━━ DATA IN THIS EXERCISE ━━

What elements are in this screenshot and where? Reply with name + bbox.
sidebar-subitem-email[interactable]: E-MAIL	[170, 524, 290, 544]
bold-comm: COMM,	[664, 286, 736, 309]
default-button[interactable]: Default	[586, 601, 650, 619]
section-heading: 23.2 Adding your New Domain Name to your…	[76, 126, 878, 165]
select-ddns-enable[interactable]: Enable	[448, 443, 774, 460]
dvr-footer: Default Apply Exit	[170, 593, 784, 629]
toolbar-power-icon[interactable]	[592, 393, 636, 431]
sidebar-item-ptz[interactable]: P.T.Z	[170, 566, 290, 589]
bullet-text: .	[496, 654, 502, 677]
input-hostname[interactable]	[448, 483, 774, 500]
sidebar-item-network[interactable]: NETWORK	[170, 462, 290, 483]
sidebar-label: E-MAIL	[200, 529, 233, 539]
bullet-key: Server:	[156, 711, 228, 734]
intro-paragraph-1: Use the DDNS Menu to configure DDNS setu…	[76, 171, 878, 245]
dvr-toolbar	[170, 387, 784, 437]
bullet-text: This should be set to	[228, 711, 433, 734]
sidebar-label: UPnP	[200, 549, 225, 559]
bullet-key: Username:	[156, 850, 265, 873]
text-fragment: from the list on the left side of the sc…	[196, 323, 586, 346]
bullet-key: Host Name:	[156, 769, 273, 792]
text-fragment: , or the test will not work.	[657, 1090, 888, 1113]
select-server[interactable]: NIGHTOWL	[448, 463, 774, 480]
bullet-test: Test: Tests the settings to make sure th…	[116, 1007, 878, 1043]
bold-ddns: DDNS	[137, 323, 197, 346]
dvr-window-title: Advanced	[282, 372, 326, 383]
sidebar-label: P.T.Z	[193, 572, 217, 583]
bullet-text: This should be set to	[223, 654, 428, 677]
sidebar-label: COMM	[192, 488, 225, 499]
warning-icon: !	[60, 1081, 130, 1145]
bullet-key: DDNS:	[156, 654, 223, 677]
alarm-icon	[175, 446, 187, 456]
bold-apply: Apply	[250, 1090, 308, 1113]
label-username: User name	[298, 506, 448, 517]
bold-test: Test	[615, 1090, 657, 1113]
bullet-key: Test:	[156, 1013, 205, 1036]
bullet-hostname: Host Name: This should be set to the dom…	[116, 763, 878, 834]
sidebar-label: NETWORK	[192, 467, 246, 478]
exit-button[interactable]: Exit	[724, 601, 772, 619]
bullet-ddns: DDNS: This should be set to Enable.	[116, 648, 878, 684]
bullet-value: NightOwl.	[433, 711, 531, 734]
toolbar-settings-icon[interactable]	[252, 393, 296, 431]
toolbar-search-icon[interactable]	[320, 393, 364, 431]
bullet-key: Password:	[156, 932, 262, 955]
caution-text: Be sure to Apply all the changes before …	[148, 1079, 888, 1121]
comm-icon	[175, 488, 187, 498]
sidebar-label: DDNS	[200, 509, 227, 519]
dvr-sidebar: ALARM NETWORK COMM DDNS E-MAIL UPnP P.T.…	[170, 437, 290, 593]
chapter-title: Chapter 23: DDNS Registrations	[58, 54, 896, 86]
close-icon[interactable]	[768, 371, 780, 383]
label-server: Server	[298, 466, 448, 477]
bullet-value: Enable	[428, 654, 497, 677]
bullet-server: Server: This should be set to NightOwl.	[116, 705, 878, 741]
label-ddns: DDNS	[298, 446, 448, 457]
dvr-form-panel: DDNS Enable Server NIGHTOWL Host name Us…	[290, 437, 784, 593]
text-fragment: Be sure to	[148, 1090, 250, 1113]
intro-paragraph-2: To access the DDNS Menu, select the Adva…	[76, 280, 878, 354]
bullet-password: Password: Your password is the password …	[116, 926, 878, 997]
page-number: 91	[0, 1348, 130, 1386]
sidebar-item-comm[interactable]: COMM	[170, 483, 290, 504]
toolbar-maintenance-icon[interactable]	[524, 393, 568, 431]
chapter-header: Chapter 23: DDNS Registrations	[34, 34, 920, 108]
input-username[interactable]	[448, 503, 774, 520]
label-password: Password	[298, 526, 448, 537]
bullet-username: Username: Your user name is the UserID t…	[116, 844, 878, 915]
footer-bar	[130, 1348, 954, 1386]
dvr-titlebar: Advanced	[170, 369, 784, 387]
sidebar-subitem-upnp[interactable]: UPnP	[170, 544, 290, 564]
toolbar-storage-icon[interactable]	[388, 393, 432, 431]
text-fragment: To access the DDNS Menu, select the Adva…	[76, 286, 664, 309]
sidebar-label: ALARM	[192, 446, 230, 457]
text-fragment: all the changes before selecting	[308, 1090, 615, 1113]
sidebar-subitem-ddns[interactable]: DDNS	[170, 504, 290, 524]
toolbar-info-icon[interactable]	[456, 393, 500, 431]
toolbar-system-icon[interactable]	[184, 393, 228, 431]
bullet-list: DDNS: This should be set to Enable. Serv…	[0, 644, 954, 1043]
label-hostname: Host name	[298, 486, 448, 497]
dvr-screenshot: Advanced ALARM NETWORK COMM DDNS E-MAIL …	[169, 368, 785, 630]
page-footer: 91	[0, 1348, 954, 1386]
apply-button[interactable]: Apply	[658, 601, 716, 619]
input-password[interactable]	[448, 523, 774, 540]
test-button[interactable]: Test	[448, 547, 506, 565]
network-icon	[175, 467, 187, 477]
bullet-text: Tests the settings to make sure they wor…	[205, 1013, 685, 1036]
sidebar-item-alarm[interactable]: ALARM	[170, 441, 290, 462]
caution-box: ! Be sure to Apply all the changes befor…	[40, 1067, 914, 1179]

━━━

**TASK BRIEF:**
Can you reproduce every one of the rows above word for word, without changing anything?

**COMPLETED EXERCISE:**
What elements are in this screenshot and where? Reply with name + bbox.
sidebar-subitem-email[interactable]: E-MAIL	[170, 524, 290, 544]
bold-comm: COMM,	[664, 286, 736, 309]
default-button[interactable]: Default	[586, 601, 650, 619]
section-heading: 23.2 Adding your New Domain Name to your…	[76, 126, 878, 165]
select-ddns-enable[interactable]: Enable	[448, 443, 774, 460]
dvr-footer: Default Apply Exit	[170, 593, 784, 629]
toolbar-power-icon[interactable]	[592, 393, 636, 431]
sidebar-item-ptz[interactable]: P.T.Z	[170, 566, 290, 589]
bullet-text: .	[496, 654, 502, 677]
input-hostname[interactable]	[448, 483, 774, 500]
sidebar-item-network[interactable]: NETWORK	[170, 462, 290, 483]
sidebar-label: E-MAIL	[200, 529, 233, 539]
bullet-key: Server:	[156, 711, 228, 734]
intro-paragraph-1: Use the DDNS Menu to configure DDNS setu…	[76, 171, 878, 245]
dvr-toolbar	[170, 387, 784, 437]
bullet-text: This should be set to	[228, 711, 433, 734]
sidebar-label: UPnP	[200, 549, 225, 559]
bullet-key: Username:	[156, 850, 265, 873]
text-fragment: from the list on the left side of the sc…	[196, 323, 586, 346]
bullet-key: Host Name:	[156, 769, 273, 792]
text-fragment: , or the test will not work.	[657, 1090, 888, 1113]
select-server[interactable]: NIGHTOWL	[448, 463, 774, 480]
bullet-test: Test: Tests the settings to make sure th…	[116, 1007, 878, 1043]
bold-ddns: DDNS	[137, 323, 197, 346]
dvr-window-title: Advanced	[282, 372, 326, 383]
sidebar-label: P.T.Z	[193, 572, 217, 583]
bullet-text: This should be set to	[223, 654, 428, 677]
sidebar-label: COMM	[192, 488, 225, 499]
warning-icon: !	[60, 1081, 130, 1145]
bullet-key: DDNS:	[156, 654, 223, 677]
alarm-icon	[175, 446, 187, 456]
bold-apply: Apply	[250, 1090, 308, 1113]
label-username: User name	[298, 506, 448, 517]
bold-test: Test	[615, 1090, 657, 1113]
bullet-key: Test:	[156, 1013, 205, 1036]
bullet-hostname: Host Name: This should be set to the dom…	[116, 763, 878, 834]
sidebar-label: NETWORK	[192, 467, 246, 478]
exit-button[interactable]: Exit	[724, 601, 772, 619]
bullet-ddns: DDNS: This should be set to Enable.	[116, 648, 878, 684]
bullet-value: NightOwl.	[433, 711, 531, 734]
toolbar-settings-icon[interactable]	[252, 393, 296, 431]
toolbar-search-icon[interactable]	[320, 393, 364, 431]
bullet-key: Password:	[156, 932, 262, 955]
caution-text: Be sure to Apply all the changes before …	[148, 1079, 888, 1121]
comm-icon	[175, 488, 187, 498]
sidebar-label: DDNS	[200, 509, 227, 519]
dvr-sidebar: ALARM NETWORK COMM DDNS E-MAIL UPnP P.T.…	[170, 437, 290, 593]
chapter-title: Chapter 23: DDNS Registrations	[58, 54, 896, 86]
close-icon[interactable]	[768, 371, 780, 383]
label-server: Server	[298, 466, 448, 477]
bullet-value: Enable	[428, 654, 497, 677]
bullet-server: Server: This should be set to NightOwl.	[116, 705, 878, 741]
label-ddns: DDNS	[298, 446, 448, 457]
dvr-form-panel: DDNS Enable Server NIGHTOWL Host name Us…	[290, 437, 784, 593]
text-fragment: Be sure to	[148, 1090, 250, 1113]
intro-paragraph-2: To access the DDNS Menu, select the Adva…	[76, 280, 878, 354]
bullet-password: Password: Your password is the password …	[116, 926, 878, 997]
page-number: 91	[0, 1348, 130, 1386]
sidebar-item-comm[interactable]: COMM	[170, 483, 290, 504]
toolbar-maintenance-icon[interactable]	[524, 393, 568, 431]
chapter-header: Chapter 23: DDNS Registrations	[34, 34, 920, 108]
input-username[interactable]	[448, 503, 774, 520]
label-password: Password	[298, 526, 448, 537]
bullet-username: Username: Your user name is the UserID t…	[116, 844, 878, 915]
footer-bar	[130, 1348, 954, 1386]
dvr-titlebar: Advanced	[170, 369, 784, 387]
sidebar-subitem-upnp[interactable]: UPnP	[170, 544, 290, 564]
toolbar-storage-icon[interactable]	[388, 393, 432, 431]
text-fragment: To access the DDNS Menu, select the Adva…	[76, 286, 664, 309]
sidebar-label: ALARM	[192, 446, 230, 457]
text-fragment: all the changes before selecting	[308, 1090, 615, 1113]
sidebar-subitem-ddns[interactable]: DDNS	[170, 504, 290, 524]
toolbar-info-icon[interactable]	[456, 393, 500, 431]
toolbar-system-icon[interactable]	[184, 393, 228, 431]
bullet-list: DDNS: This should be set to Enable. Serv…	[0, 644, 954, 1043]
label-hostname: Host name	[298, 486, 448, 497]
dvr-screenshot: Advanced ALARM NETWORK COMM DDNS E-MAIL …	[169, 368, 785, 630]
page-footer: 91	[0, 1348, 954, 1386]
apply-button[interactable]: Apply	[658, 601, 716, 619]
input-password[interactable]	[448, 523, 774, 540]
test-button[interactable]: Test	[448, 547, 506, 565]
network-icon	[175, 467, 187, 477]
bullet-text: Tests the settings to make sure they wor…	[205, 1013, 685, 1036]
sidebar-item-alarm[interactable]: ALARM	[170, 441, 290, 462]
caution-box: ! Be sure to Apply all the changes befor…	[40, 1067, 914, 1179]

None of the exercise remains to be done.